- _Actions à mener_
1. Traduisez en anglais cette phrase de l'article sur l'expulsion d'un étudiant comorien : « Selon la préfecture de La Réunion, ses papiers n'étaient pas en règle. »
2. D'après l'article sur l'expulsion d'un étudiant comorien, pourquoi la mère du jeune homme a-t-elle entamé une grève de la faim ? Répondez en une à trois phrases.

Expulsion d'un étudiant comorien :

Grève de la faim devant la préfecture


Publié / Actualisé
La mère du jeune Comorien expulsé avait entamé une grève de la faim devant la préfecture ce lundi 15 novembre 2004. Elle a décidé de mettre fin à sa grève après avoir rencontré les autorités préfectorales
La mère du jeune Comorien expulsé avait entamé une grève de la faim devant la préfecture ce lundi 15 novembre 2004. Elle a décidé de mettre fin à sa grève après avoir rencontré les autorités préfectorales
Agé de 20 ans, étudiant en BEP architecture, Andhumoudine Ahmed vit à La Réunion depuis 1992. Pourtant, le jeudi 11 novembre 2004, il a fait l'objet d'un arrêté de reconduite à la frontière et expulsé vers les Comores où il n'a plus de famille. Selon la préfecture de La Réunion, ses papiers n'étaient pas en règle. Pour réclamer son retour, sa mère avait décidé d'entamer une grève de la faim illimitée et de ne se fait plus dialyser "C'est dur, mais c'est pour la bonne cause" déclarait lundi Amina, l'une des s?urs du jeune fomme.

- _Données enregistrées_
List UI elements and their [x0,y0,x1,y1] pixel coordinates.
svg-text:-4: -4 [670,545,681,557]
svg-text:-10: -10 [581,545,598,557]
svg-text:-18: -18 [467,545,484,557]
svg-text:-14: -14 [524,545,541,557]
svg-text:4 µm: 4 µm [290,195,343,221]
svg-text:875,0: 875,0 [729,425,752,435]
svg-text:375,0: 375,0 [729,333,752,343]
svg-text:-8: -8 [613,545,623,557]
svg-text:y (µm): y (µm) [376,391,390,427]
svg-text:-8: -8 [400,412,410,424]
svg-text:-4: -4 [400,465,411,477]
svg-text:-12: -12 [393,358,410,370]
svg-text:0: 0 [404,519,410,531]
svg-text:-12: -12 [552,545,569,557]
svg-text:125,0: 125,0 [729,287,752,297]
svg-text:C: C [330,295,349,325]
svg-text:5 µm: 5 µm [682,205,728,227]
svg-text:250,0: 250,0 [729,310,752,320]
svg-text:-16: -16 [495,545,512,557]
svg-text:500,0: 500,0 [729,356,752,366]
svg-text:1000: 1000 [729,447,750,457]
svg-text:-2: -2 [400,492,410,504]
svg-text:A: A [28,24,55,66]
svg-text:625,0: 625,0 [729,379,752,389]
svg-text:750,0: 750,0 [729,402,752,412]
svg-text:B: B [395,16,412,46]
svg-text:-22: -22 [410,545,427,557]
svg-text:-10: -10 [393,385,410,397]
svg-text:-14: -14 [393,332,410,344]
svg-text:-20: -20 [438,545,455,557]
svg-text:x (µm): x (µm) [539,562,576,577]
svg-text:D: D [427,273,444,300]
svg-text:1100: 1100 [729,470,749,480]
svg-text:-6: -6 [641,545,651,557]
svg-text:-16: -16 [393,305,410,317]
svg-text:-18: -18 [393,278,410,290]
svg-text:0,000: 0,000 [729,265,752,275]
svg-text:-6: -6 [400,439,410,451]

- _Réponses attendues_
1. According to the prefecture of La Réunion, his papers were not in order.

2. Elle a entamé une grève de la faim illimitée pour réclamer le retour de son fils. Andhumoudine Ahmed avait été expulsé vers les Comores le jeudi 11 novembre 2004.